▶ _BRIEF_
Update the Charlie Cooper profile by reproducing everything from "- Position: Central" down to "City (loan) / 5 / (0)" with every "York City" changed to "Chester City".

Charlie Cooper

Personal information
- Full name: Charlie Terrence Cooper
- Date of birth: 1 May 1997 (age 29)
- Place of birth: Stockton-on-Tees, England
- Height: 5 ft 9 in (1.75 m)
- Position: Central midfielder

Team information
- Current team: Brackley Town

Youth career
- 2007–2015: Birmingham City

Senior career*
- Years: Team / Apps / (Gls)
- 2015–2017: Birmingham City / 0 / (0)
- 2016: → Forest Green Rovers (loan) / 0 / (0)
- 2016: → York City (loan) / 5 / (0)
- 2016–2017: → Forest Green Rovers (loan) / 21 / (0)
- 2017–2019: Forest Green Rovers / 25 / (1)
- 2018: → Newport County (loan) / 9 / (0)
- 2019: → Boreham Wood (loan) / 5 / (0)
- 2019–2020: FC Halifax Town / 27 / (1)
- 2020–2021: Woking / 38 / (3)
- 2021–2022: Wealdstone / 36 / (2)
- 2022–2023: Oldham Athletic / 15 / (0)
- 2023–2026: Yeovil Town / 97 / (2)
- 2025: → Hereford (loan) / 5 / (0)
- 2025–2026: → Kidderminster Harriers (loan) / 26 / (5)
- 2026–: Brackley Town / 0 / (0)

= Charlie Cooper (footballer) =

English footballer (born 1997)

Charlie Terrence Cooper (born 1 May 1997) is an English professional footballer who plays as a central midfielder for National League North club Brackley Town.

Cooper began his career with Birmingham City, but never played for their first team. He spent time on loan at National League clubs York City and Forest Green Rovers before joining the latter on a permanent basis in 2017 after their promotion to the Football League. In 2018–19, he spent time on loan at League Two club Newport County and Boreham Wood of the National League. Cooper subsequently spent seasons with National League clubs FC Halifax Town, scoring once from 31 appearances, Woking and Wealdstone, before joining Oldham Athletic in 2022.

==Life and career==
===Early life and career===
Cooper is the son of former footballer Mark Cooper and grandson of England international Terry Cooper. He was born in Stockton-on-Tees, County Durham, while his father was a Hartlepool United player. The family later moved to the Midlands, where Cooper attended Alderbrook School in Solihull. He was noticed by representatives of Birmingham City when playing in a cup final, and joined their Academy in 2007. He took up a scholarship with the club in July 2013. Interviewed in early 2014, he assessed his strength as passing, and felt he needed to improve his heading.

Cooper signed his first professional contract, of two years, in May 2015. According to coach Steve Spooner, "Charlie is like the conductor of the orchestra; he sets the tone. He's learnt how to slow games down and speed games up. His range of passing has improved, as well as his goal scoring. And I think there is more to come from him in that area."

===National League football===
Cooper joined National League club Forest Green Rovers on a month's youth loan on 23 January 2016. He was an unused substitute for four matches before Birmingham recalled him. He was a member of the Birmingham reserve team that lost the 2016 Birmingham Senior Cup final to National League North champions Solihull Moors.

▶ _DATASET RECORDS_

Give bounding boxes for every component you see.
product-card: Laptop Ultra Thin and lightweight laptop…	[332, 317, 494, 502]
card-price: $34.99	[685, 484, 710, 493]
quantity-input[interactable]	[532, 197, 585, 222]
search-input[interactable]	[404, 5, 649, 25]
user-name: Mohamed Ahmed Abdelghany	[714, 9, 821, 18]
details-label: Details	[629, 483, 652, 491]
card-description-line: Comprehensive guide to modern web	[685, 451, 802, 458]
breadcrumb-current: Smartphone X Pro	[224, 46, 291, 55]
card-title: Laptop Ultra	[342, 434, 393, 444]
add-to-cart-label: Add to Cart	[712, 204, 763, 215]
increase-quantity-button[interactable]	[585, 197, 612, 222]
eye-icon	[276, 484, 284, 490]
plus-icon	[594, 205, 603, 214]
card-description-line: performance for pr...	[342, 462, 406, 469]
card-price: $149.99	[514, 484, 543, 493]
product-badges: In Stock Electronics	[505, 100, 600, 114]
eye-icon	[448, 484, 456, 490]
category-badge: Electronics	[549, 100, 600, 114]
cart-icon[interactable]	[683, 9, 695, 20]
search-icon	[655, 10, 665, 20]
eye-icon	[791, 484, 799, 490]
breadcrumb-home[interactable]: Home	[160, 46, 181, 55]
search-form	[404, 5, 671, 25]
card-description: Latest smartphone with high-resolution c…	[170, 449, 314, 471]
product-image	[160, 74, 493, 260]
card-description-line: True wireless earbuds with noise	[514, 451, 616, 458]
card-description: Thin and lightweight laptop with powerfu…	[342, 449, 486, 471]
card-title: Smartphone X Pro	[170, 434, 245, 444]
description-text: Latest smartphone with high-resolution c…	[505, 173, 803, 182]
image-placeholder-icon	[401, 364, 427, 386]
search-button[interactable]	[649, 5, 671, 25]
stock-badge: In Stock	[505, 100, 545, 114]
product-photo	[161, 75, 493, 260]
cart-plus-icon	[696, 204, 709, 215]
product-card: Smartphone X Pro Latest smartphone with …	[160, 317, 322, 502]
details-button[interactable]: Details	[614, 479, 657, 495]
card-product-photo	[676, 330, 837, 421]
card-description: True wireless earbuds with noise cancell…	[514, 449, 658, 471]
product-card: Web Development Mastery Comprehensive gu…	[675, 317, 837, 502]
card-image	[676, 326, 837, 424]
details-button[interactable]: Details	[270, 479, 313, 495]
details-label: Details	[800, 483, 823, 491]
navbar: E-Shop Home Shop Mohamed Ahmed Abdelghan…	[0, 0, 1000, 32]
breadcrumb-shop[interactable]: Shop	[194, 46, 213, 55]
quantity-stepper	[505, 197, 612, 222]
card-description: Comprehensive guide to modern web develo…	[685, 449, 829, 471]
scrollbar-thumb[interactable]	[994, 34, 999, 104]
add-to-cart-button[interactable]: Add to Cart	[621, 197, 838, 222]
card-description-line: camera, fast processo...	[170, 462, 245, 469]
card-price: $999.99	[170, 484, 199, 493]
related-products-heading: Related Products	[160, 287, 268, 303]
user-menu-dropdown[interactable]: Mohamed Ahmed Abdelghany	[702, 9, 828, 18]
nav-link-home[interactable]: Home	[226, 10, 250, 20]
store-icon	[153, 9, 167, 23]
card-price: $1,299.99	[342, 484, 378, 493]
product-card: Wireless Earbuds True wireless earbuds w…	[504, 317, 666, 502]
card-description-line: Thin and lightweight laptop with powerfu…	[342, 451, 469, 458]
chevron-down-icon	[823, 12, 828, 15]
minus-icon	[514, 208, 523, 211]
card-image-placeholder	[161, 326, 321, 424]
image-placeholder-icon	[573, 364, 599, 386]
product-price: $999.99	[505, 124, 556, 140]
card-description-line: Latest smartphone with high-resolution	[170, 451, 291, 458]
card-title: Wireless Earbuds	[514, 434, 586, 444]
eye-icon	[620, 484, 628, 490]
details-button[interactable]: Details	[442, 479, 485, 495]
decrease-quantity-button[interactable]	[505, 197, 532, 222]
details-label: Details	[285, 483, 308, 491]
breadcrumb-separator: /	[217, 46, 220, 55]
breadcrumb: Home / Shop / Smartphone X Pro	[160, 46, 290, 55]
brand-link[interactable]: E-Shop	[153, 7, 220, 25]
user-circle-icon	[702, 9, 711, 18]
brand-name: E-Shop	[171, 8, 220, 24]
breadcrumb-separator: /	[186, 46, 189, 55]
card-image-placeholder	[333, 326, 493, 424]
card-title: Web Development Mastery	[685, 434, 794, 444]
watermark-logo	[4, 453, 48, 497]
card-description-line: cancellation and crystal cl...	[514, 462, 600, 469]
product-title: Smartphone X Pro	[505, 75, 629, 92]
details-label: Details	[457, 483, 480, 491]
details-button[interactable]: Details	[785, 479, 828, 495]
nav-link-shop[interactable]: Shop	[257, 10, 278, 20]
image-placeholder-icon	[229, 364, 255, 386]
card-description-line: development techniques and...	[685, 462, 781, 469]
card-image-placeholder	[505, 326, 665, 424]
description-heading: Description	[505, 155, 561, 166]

▶ _ANSWER FOR THE TASK_
- Position: Central midfielder

Team information
- Current team: Brackley Town

Youth career
- 2007–2015: Birmingham City

Senior career*
- Years: Team / Apps / (Gls)
- 2015–2017: Birmingham City / 0 / (0)
- 2016: → Forest Green Rovers (loan) / 0 / (0)
- 2016: → Chester City (loan) / 5 / (0)